_Data for this task:_

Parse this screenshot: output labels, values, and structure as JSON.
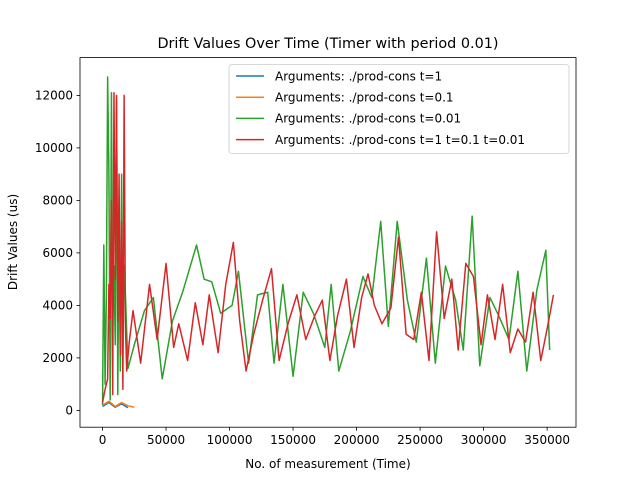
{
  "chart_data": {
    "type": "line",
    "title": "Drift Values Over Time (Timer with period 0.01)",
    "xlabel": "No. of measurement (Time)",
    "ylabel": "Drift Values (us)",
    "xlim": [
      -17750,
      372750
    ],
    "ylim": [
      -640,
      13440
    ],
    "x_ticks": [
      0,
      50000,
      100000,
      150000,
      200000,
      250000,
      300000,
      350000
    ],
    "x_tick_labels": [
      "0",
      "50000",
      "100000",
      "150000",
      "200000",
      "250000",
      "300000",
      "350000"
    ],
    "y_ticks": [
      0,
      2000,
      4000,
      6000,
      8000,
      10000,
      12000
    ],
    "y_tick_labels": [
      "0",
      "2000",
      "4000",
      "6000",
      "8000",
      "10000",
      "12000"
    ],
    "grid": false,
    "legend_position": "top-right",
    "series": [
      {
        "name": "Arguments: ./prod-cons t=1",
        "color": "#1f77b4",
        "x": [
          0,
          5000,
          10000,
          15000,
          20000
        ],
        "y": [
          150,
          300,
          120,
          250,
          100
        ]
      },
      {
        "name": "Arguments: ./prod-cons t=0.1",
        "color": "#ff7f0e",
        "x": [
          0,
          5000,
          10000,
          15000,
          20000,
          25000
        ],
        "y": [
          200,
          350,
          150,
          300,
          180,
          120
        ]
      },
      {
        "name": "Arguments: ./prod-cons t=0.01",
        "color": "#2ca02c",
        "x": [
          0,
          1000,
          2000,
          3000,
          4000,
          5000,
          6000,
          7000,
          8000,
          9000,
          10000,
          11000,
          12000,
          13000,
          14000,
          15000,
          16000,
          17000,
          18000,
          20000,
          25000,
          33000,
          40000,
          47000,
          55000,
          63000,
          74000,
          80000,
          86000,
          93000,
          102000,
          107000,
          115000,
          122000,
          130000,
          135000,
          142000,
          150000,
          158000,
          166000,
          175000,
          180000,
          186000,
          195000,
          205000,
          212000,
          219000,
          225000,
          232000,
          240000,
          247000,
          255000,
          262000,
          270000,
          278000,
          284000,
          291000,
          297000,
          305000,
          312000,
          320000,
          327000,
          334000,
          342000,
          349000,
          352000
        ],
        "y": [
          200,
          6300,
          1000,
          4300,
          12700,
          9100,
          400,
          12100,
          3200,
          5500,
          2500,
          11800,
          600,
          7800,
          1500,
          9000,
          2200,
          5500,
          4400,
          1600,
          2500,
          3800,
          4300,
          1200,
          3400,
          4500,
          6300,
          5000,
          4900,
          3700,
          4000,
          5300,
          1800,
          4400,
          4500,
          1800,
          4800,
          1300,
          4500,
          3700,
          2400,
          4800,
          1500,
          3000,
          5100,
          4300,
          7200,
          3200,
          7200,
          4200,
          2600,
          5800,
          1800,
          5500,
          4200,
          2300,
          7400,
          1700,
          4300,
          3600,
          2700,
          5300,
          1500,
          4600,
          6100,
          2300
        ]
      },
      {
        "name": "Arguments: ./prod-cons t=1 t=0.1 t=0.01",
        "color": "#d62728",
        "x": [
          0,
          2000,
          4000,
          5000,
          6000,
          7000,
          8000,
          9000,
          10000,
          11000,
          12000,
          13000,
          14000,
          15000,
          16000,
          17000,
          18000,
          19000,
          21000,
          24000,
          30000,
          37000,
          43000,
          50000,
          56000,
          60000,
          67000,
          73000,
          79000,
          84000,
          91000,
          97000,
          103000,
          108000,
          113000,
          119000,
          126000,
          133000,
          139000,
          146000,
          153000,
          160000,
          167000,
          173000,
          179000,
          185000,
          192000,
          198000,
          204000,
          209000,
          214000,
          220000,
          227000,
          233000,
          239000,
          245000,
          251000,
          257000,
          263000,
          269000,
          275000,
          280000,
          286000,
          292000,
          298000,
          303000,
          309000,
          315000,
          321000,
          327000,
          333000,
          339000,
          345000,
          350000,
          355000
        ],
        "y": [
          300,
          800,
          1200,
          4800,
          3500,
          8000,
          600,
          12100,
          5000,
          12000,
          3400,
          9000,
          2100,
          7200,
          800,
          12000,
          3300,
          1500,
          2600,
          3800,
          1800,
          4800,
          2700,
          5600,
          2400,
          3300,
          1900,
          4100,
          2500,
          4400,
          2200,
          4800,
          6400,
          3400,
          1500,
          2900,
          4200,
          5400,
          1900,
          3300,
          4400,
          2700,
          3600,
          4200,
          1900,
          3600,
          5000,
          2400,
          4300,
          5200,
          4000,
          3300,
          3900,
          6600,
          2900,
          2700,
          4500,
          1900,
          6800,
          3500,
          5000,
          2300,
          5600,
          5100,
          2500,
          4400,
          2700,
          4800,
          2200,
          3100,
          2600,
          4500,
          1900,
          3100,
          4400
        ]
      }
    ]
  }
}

_What the exercise asks:_ Gather each line of the records holding the string "Arguments".

_In response:_
        "name": "Arguments: ./prod-cons t=1",
        "name": "Arguments: ./prod-cons t=0.1",
        "name": "Arguments: ./prod-cons t=0.01",
        "name": "Arguments: ./prod-cons t=1 t=0.1 t=0.01",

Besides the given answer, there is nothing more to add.